● Direction: Repeat every line below exactly, word for word.

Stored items
'''

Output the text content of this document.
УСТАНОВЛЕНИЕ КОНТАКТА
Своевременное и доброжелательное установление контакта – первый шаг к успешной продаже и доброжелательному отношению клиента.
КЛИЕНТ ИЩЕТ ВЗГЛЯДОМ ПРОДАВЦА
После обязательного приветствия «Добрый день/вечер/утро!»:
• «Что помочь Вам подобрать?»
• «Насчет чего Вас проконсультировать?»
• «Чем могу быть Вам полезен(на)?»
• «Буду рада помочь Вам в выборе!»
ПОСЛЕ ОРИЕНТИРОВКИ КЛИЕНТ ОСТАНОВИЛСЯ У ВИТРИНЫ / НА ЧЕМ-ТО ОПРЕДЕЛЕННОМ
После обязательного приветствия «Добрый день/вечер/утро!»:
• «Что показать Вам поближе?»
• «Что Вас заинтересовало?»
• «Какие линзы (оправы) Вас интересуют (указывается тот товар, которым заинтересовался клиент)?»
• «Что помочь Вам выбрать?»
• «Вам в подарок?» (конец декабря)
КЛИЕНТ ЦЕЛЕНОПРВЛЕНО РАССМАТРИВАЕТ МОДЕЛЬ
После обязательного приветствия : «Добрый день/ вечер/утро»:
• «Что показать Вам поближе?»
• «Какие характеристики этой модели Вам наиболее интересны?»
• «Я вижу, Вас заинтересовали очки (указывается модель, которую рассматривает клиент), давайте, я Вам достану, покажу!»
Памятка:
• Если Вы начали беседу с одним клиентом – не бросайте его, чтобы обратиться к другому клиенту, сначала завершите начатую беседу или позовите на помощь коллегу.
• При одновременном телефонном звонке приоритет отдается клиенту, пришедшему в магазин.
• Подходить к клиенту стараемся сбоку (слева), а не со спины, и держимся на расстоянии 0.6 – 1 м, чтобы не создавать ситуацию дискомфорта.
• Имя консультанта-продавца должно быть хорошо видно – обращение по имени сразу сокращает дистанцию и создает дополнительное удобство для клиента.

'''

● Task solution:
Output the text content of this document.
УСТАНОВЛЕНИЕ КОНТАКТА
Своевременное и доброжелательное установление контакта – первый шаг к успешной продаже и доброжелательному отношению клиента.
КЛИЕНТ ИЩЕТ ВЗГЛЯДОМ ПРОДАВЦА
После обязательного приветствия «Добрый день/вечер/утро!»:
• «Что помочь Вам подобрать?»
• «Насчет чего Вас проконсультировать?»
• «Чем могу быть Вам полезен(на)?»
• «Буду рада помочь Вам в выборе!»
ПОСЛЕ ОРИЕНТИРОВКИ КЛИЕНТ ОСТАНОВИЛСЯ У ВИТРИНЫ / НА ЧЕМ-ТО ОПРЕДЕЛЕННОМ
После обязательного приветствия «Добрый день/вечер/утро!»:
• «Что показать Вам поближе?»
• «Что Вас заинтересовало?»
• «Какие линзы (оправы) Вас интересуют (указывается тот товар, которым заинтересовался клиент)?»
• «Что помочь Вам выбрать?»
• «Вам в подарок?» (конец декабря)
КЛИЕНТ ЦЕЛЕНОПРВЛЕНО РАССМАТРИВАЕТ МОДЕЛЬ
После обязательного приветствия : «Добрый день/ вечер/утро»:
• «Что показать Вам поближе?»
• «Какие характеристики этой модели Вам наиболее интересны?»
• «Я вижу, Вас заинтересовали очки (указывается модель, которую рассматривает клиент), давайте, я Вам достану, покажу!»
Памятка:
• Если Вы начали беседу с одним клиентом – не бросайте его, чтобы обратиться к другому клиенту, сначала завершите начатую беседу или позовите на помощь коллегу.
• При одновременном телефонном звонке приоритет отдается клиенту, пришедшему в магазин.
• Подходить к клиенту стараемся сбоку (слева), а не со спины, и держимся на расстоянии 0.6 – 1 м, чтобы не создавать ситуацию дискомфорта.
• Имя консультанта-продавца должно быть хорошо видно – обращение по имени сразу сокращает дистанцию и создает дополнительное удобство для клиента.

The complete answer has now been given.